* [Task brief]: Locate the line containing "What's the underlying", then please write out that line and all the lines below it in the entries exactly.

* [Material for this exercise]:
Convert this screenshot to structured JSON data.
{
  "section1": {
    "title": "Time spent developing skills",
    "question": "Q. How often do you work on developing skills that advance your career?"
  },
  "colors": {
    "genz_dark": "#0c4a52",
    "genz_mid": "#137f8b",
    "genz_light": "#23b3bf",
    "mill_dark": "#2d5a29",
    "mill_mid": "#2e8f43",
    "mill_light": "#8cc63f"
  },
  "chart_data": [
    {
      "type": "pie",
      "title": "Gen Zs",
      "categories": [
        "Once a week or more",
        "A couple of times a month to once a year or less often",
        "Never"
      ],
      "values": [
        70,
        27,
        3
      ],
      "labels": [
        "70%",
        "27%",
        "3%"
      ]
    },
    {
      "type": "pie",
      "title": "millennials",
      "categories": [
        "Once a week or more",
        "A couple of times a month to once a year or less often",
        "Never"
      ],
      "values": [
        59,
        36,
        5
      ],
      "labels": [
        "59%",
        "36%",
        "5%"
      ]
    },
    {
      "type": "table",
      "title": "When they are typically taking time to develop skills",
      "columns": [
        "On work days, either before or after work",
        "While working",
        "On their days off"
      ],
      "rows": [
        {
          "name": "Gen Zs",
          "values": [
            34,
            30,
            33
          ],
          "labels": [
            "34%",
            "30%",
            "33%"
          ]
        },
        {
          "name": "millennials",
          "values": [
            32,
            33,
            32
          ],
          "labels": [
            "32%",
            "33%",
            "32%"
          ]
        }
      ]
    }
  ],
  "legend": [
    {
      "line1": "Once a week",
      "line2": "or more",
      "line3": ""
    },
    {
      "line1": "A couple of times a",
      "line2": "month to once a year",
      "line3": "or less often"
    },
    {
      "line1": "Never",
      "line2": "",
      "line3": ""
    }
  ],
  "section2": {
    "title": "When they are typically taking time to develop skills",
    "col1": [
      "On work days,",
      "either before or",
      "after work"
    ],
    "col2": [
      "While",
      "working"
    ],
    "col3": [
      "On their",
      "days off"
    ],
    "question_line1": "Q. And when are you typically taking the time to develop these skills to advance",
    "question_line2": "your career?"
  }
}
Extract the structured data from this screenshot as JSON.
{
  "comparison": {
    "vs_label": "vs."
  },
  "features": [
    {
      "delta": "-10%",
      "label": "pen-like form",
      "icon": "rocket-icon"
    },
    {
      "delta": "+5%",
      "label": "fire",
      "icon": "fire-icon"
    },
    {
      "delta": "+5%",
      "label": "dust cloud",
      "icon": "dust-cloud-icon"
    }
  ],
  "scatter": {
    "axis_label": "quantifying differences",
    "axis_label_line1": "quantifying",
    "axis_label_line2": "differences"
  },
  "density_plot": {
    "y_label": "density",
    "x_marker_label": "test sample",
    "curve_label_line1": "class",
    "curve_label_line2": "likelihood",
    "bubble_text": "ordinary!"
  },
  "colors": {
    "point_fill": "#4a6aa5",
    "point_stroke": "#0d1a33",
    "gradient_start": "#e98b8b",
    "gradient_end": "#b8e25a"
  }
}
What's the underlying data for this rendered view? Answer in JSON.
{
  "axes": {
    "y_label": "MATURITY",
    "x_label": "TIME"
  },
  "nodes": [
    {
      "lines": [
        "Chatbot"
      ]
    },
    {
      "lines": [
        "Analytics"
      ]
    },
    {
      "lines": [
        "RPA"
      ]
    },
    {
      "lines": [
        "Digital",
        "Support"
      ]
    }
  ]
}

* [Response to the exercise]:
What's the underlying data for this rendered view? Answer in JSON.
{
  "axes": {
    "y_label": "MATURITY",
    "x_label": "TIME"
  },
  "nodes": [
    {
      "lines": [
        "Chatbot"
      ]
    },
    {
      "lines": [
        "Analytics"
      ]
    },
    {
      "lines": [
        "RPA"
      ]
    },
    {
      "lines": [
        "Digital",
        "Support"
      ]
    }
  ]
}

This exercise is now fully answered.